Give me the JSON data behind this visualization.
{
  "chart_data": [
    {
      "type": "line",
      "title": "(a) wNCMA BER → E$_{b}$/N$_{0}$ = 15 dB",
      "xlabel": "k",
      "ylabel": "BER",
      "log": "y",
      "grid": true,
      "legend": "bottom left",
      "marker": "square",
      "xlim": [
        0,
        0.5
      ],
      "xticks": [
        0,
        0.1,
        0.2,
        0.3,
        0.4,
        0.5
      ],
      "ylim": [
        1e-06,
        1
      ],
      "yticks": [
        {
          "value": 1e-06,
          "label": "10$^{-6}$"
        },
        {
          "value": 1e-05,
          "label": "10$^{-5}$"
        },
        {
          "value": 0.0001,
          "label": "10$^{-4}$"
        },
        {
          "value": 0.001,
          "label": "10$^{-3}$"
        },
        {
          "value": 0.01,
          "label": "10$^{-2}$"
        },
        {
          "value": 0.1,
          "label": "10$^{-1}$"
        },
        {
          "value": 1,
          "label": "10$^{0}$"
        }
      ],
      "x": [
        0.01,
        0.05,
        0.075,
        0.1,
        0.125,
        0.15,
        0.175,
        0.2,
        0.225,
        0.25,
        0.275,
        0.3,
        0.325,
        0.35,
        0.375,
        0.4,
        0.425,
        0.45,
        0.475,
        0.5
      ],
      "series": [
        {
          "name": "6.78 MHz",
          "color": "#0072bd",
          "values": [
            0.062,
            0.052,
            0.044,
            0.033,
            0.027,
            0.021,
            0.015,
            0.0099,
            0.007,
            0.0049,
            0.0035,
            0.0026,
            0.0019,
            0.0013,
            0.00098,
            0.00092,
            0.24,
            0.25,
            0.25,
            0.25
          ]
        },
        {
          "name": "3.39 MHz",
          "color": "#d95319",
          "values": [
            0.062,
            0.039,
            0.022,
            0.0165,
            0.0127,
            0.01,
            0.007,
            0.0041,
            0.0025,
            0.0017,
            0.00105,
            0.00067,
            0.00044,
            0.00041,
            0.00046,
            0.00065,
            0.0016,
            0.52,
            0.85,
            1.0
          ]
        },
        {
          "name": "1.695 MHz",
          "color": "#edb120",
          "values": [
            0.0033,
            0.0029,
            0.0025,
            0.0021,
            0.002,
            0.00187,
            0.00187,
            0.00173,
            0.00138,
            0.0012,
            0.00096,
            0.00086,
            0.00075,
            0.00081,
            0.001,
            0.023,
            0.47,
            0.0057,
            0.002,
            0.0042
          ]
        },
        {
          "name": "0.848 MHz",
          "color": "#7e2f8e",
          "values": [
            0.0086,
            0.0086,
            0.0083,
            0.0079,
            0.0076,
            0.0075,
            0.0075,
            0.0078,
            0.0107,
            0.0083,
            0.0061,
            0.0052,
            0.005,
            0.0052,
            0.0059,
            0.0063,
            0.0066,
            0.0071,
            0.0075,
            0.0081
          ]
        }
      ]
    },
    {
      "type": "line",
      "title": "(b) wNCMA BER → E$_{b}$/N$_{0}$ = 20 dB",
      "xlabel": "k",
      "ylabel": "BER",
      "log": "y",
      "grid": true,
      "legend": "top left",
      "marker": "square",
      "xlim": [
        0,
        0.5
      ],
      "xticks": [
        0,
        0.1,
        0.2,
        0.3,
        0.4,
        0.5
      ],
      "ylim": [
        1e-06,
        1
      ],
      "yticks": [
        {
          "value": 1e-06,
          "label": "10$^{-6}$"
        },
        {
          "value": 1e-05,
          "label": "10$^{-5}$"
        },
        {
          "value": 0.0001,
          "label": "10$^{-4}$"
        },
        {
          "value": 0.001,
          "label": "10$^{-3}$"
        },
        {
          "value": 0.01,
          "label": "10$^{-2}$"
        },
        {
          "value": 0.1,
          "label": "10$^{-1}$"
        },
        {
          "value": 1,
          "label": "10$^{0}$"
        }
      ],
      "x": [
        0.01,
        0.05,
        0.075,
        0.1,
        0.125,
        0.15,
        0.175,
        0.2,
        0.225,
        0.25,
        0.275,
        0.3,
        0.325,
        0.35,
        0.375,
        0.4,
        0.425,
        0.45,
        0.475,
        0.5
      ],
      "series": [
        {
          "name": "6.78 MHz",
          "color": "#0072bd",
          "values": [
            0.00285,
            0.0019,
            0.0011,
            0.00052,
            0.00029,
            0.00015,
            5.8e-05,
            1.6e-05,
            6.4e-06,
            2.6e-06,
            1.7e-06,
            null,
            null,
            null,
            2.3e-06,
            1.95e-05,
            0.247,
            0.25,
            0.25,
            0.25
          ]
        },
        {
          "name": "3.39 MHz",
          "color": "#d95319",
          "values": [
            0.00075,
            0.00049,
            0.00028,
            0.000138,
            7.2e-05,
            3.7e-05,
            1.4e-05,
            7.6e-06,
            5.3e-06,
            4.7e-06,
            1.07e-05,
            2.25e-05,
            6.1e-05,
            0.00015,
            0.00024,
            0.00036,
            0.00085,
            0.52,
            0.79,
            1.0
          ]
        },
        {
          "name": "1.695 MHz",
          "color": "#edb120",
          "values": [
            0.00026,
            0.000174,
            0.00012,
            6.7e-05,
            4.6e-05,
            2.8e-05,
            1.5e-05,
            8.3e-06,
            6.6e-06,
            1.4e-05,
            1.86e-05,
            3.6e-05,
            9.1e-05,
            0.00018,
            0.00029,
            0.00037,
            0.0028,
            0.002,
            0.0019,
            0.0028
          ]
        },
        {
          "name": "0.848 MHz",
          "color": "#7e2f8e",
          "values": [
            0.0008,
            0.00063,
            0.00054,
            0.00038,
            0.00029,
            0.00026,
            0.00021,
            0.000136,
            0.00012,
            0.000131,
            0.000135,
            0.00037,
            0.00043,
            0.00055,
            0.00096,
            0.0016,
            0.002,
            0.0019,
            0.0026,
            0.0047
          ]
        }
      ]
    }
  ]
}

--

• _Exercise details_: Output all of the data again, exactly.

• _Complete output_:
Give me the JSON data behind this visualization.
{
  "chart_data": [
    {
      "type": "line",
      "title": "(a) wNCMA BER → E$_{b}$/N$_{0}$ = 15 dB",
      "xlabel": "k",
      "ylabel": "BER",
      "log": "y",
      "grid": true,
      "legend": "bottom left",
      "marker": "square",
      "xlim": [
        0,
        0.5
      ],
      "xticks": [
        0,
        0.1,
        0.2,
        0.3,
        0.4,
        0.5
      ],
      "ylim": [
        1e-06,
        1
      ],
      "yticks": [
        {
          "value": 1e-06,
          "label": "10$^{-6}$"
        },
        {
          "value": 1e-05,
          "label": "10$^{-5}$"
        },
        {
          "value": 0.0001,
          "label": "10$^{-4}$"
        },
        {
          "value": 0.001,
          "label": "10$^{-3}$"
        },
        {
          "value": 0.01,
          "label": "10$^{-2}$"
        },
        {
          "value": 0.1,
          "label": "10$^{-1}$"
        },
        {
          "value": 1,
          "label": "10$^{0}$"
        }
      ],
      "x": [
        0.01,
        0.05,
        0.075,
        0.1,
        0.125,
        0.15,
        0.175,
        0.2,
        0.225,
        0.25,
        0.275,
        0.3,
        0.325,
        0.35,
        0.375,
        0.4,
        0.425,
        0.45,
        0.475,
        0.5
      ],
      "series": [
        {
          "name": "6.78 MHz",
          "color": "#0072bd",
          "values": [
            0.062,
            0.052,
            0.044,
            0.033,
            0.027,
            0.021,
            0.015,
            0.0099,
            0.007,
            0.0049,
            0.0035,
            0.0026,
            0.0019,
            0.0013,
            0.00098,
            0.00092,
            0.24,
            0.25,
            0.25,
            0.25
          ]
        },
        {
          "name": "3.39 MHz",
          "color": "#d95319",
          "values": [
            0.062,
            0.039,
            0.022,
            0.0165,
            0.0127,
            0.01,
            0.007,
            0.0041,
            0.0025,
            0.0017,
            0.00105,
            0.00067,
            0.00044,
            0.00041,
            0.00046,
            0.00065,
            0.0016,
            0.52,
            0.85,
            1.0
          ]
        },
        {
          "name": "1.695 MHz",
          "color": "#edb120",
          "values": [
            0.0033,
            0.0029,
            0.0025,
            0.0021,
            0.002,
            0.00187,
            0.00187,
            0.00173,
            0.00138,
            0.0012,
            0.00096,
            0.00086,
            0.00075,
            0.00081,
            0.001,
            0.023,
            0.47,
            0.0057,
            0.002,
            0.0042
          ]
        },
        {
          "name": "0.848 MHz",
          "color": "#7e2f8e",
          "values": [
            0.0086,
            0.0086,
            0.0083,
            0.0079,
            0.0076,
            0.0075,
            0.0075,
            0.0078,
            0.0107,
            0.0083,
            0.0061,
            0.0052,
            0.005,
            0.0052,
            0.0059,
            0.0063,
            0.0066,
            0.0071,
            0.0075,
            0.0081
          ]
        }
      ]
    },
    {
      "type": "line",
      "title": "(b) wNCMA BER → E$_{b}$/N$_{0}$ = 20 dB",
      "xlabel": "k",
      "ylabel": "BER",
      "log": "y",
      "grid": true,
      "legend": "top left",
      "marker": "square",
      "xlim": [
        0,
        0.5
      ],
      "xticks": [
        0,
        0.1,
        0.2,
        0.3,
        0.4,
        0.5
      ],
      "ylim": [
        1e-06,
        1
      ],
      "yticks": [
        {
          "value": 1e-06,
          "label": "10$^{-6}$"
        },
        {
          "value": 1e-05,
          "label": "10$^{-5}$"
        },
        {
          "value": 0.0001,
          "label": "10$^{-4}$"
        },
        {
          "value": 0.001,
          "label": "10$^{-3}$"
        },
        {
          "value": 0.01,
          "label": "10$^{-2}$"
        },
        {
          "value": 0.1,
          "label": "10$^{-1}$"
        },
        {
          "value": 1,
          "label": "10$^{0}$"
        }
      ],
      "x": [
        0.01,
        0.05,
        0.075,
        0.1,
        0.125,
        0.15,
        0.175,
        0.2,
        0.225,
        0.25,
        0.275,
        0.3,
        0.325,
        0.35,
        0.375,
        0.4,
        0.425,
        0.45,
        0.475,
        0.5
      ],
      "series": [
        {
          "name": "6.78 MHz",
          "color": "#0072bd",
          "values": [
            0.00285,
            0.0019,
            0.0011,
            0.00052,
            0.00029,
            0.00015,
            5.8e-05,
            1.6e-05,
            6.4e-06,
            2.6e-06,
            1.7e-06,
            null,
            null,
            null,
            2.3e-06,
            1.95e-05,
            0.247,
            0.25,
            0.25,
            0.25
          ]
        },
        {
          "name": "3.39 MHz",
          "color": "#d95319",
          "values": [
            0.00075,
            0.00049,
            0.00028,
            0.000138,
            7.2e-05,
            3.7e-05,
            1.4e-05,
            7.6e-06,
            5.3e-06,
            4.7e-06,
            1.07e-05,
            2.25e-05,
            6.1e-05,
            0.00015,
            0.00024,
            0.00036,
            0.00085,
            0.52,
            0.79,
            1.0
          ]
        },
        {
          "name": "1.695 MHz",
          "color": "#edb120",
          "values": [
            0.00026,
            0.000174,
            0.00012,
            6.7e-05,
            4.6e-05,
            2.8e-05,
            1.5e-05,
            8.3e-06,
            6.6e-06,
            1.4e-05,
            1.86e-05,
            3.6e-05,
            9.1e-05,
            0.00018,
            0.00029,
            0.00037,
            0.0028,
            0.002,
            0.0019,
            0.0028
          ]
        },
        {
          "name": "0.848 MHz",
          "color": "#7e2f8e",
          "values": [
            0.0008,
            0.00063,
            0.00054,
            0.00038,
            0.00029,
            0.00026,
            0.00021,
            0.000136,
            0.00012,
            0.000131,
            0.000135,
            0.00037,
            0.00043,
            0.00055,
            0.00096,
            0.0016,
            0.002,
            0.0019,
            0.0026,
            0.0047
          ]
        }
      ]
    }
  ]
}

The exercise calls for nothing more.